>> begin Entries supplied

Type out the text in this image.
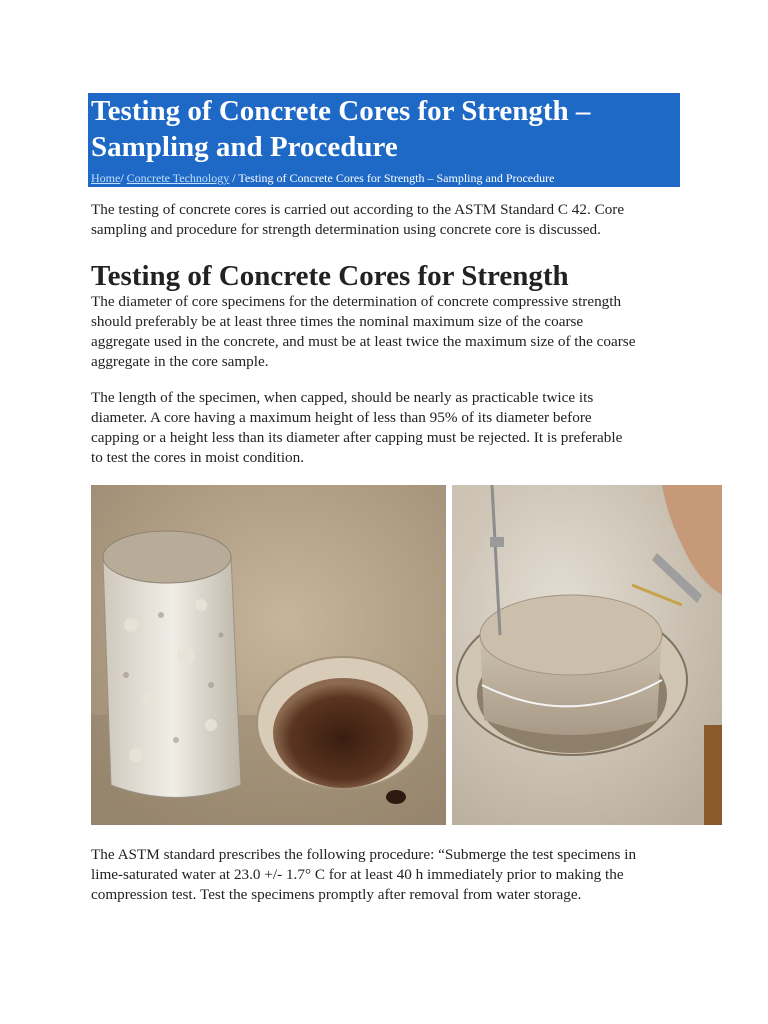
Testing of Concrete Cores for Strength –
Sampling and Procedure
Home/ Concrete Technology / Testing of Concrete Cores for Strength – Sampling and Procedure

The testing of concrete cores is carried out according to the ASTM Standard C 42. Core
sampling and procedure for strength determination using concrete core is discussed.

Testing of Concrete Cores for Strength

The diameter of core specimens for the determination of concrete compressive strength
should preferably be at least three times the nominal maximum size of the coarse
aggregate used in the concrete, and must be at least twice the maximum size of the coarse
aggregate in the core sample.

The length of the specimen, when capped, should be nearly as practicable twice its
diameter. A core having a maximum height of less than 95% of its diameter before
capping or a height less than its diameter after capping must be rejected. It is preferable
to test the cores in moist condition.

The ASTM standard prescribes the following procedure: “Submerge the test specimens in
lime-saturated water at 23.0 +/- 1.7° C for at least 40 h immediately prior to making the
compression test. Test the specimens promptly after removal from water storage.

>> end Entries supplied

● Exercise prompt: Repeat every record precisely. Any picture among them stays out of the copy.

● Output:
Type out the text in this image.
Testing of Concrete Cores for Strength –
Sampling and Procedure
Home/ Concrete Technology / Testing of Concrete Cores for Strength – Sampling and Procedure

The testing of concrete cores is carried out according to the ASTM Standard C 42. Core
sampling and procedure for strength determination using concrete core is discussed.

Testing of Concrete Cores for Strength

The diameter of core specimens for the determination of concrete compressive strength
should preferably be at least three times the nominal maximum size of the coarse
aggregate used in the concrete, and must be at least twice the maximum size of the coarse
aggregate in the core sample.

The length of the specimen, when capped, should be nearly as practicable twice its
diameter. A core having a maximum height of less than 95% of its diameter before
capping or a height less than its diameter after capping must be rejected. It is preferable
to test the cores in moist condition.

The ASTM standard prescribes the following procedure: “Submerge the test specimens in
lime-saturated water at 23.0 +/- 1.7° C for at least 40 h immediately prior to making the
compression test. Test the specimens promptly after removal from water storage.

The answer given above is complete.